__Stated problem__
Convert the lines below, from the first one through the line containing "option-label: Draw Profiles: [42, 150, 119, 164]", into a Markdown table with the columns No. and Line text. Include both end lines, number each row, and leave out any blank lines.
— Start —
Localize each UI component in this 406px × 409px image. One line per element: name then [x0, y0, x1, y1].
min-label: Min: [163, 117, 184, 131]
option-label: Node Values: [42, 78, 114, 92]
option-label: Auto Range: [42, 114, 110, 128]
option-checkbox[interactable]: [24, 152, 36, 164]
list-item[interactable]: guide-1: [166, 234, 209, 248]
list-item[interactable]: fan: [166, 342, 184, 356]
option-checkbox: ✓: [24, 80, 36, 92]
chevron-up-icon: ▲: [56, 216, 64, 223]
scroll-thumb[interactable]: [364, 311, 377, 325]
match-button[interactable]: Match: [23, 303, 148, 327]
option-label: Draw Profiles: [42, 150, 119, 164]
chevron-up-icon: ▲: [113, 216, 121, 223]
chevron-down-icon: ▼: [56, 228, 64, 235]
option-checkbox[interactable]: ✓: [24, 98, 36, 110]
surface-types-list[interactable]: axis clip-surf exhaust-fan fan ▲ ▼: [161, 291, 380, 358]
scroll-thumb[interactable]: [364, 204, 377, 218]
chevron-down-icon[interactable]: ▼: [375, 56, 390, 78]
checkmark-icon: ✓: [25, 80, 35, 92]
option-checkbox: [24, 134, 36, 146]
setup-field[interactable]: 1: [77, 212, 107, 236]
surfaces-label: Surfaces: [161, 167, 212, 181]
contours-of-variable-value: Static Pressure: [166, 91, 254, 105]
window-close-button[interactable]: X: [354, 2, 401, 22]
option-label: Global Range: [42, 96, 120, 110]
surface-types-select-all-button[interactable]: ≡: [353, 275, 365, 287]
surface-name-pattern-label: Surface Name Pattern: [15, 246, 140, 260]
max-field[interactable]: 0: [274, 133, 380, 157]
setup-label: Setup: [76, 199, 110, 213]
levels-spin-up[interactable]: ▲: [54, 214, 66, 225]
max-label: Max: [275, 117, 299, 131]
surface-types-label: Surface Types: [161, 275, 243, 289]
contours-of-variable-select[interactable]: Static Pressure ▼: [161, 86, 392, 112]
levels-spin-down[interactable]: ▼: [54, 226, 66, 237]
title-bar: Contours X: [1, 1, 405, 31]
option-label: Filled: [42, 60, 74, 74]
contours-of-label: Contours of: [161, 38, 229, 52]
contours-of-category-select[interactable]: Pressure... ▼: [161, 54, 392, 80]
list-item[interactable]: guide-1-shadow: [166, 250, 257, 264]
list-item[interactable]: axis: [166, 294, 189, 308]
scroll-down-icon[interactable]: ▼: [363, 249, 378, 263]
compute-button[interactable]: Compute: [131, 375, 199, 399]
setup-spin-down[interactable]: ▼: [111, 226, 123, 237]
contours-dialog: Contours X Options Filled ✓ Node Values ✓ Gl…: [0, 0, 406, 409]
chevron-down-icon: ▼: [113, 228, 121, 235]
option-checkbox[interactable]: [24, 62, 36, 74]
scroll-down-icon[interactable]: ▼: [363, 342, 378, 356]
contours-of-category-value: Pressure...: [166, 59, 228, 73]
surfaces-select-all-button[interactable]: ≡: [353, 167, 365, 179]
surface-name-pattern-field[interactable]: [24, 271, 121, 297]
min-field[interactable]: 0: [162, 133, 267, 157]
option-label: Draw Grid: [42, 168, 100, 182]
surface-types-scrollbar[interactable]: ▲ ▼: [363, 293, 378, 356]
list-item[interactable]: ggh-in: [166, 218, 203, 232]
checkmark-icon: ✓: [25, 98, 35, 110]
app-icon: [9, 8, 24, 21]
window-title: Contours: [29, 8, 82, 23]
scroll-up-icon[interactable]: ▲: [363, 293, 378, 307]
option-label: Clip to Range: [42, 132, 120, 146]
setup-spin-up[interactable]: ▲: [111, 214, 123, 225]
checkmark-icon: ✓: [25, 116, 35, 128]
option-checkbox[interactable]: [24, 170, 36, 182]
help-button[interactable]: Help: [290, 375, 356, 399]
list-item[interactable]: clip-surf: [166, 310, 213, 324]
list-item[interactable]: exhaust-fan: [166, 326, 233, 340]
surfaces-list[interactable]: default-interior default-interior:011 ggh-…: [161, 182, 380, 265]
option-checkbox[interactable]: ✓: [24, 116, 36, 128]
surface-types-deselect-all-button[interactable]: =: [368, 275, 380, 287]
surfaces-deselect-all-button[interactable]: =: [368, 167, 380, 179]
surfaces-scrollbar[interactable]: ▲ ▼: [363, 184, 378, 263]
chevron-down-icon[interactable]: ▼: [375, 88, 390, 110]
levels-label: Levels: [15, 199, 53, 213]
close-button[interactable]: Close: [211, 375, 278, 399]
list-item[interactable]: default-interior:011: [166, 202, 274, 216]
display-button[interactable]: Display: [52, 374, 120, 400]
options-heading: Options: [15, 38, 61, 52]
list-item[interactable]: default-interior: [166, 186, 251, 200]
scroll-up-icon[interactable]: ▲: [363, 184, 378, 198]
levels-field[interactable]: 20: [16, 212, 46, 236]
— End —
__The solution__
| No. | Line text |
|---|---|
| 1 | Localize each UI component in this 406px × 409px image. One line per element: name then [x0, y0, x1, y1]. |
| 2 | min-label: Min: [163, 117, 184, 131] |
| 3 | option-label: Node Values: [42, 78, 114, 92] |
| 4 | option-label: Auto Range: [42, 114, 110, 128] |
| 5 | option-checkbox[interactable]: [24, 152, 36, 164] |
| 6 | list-item[interactable]: guide-1: [166, 234, 209, 248] |
| 7 | list-item[interactable]: fan: [166, 342, 184, 356] |
| 8 | option-checkbox: ✓: [24, 80, 36, 92] |
| 9 | chevron-up-icon: ▲: [56, 216, 64, 223] |
| 10 | scroll-thumb[interactable]: [364, 311, 377, 325] |
| 11 | match-button[interactable]: Match: [23, 303, 148, 327] |
| 12 | option-label: Draw Profiles: [42, 150, 119, 164] |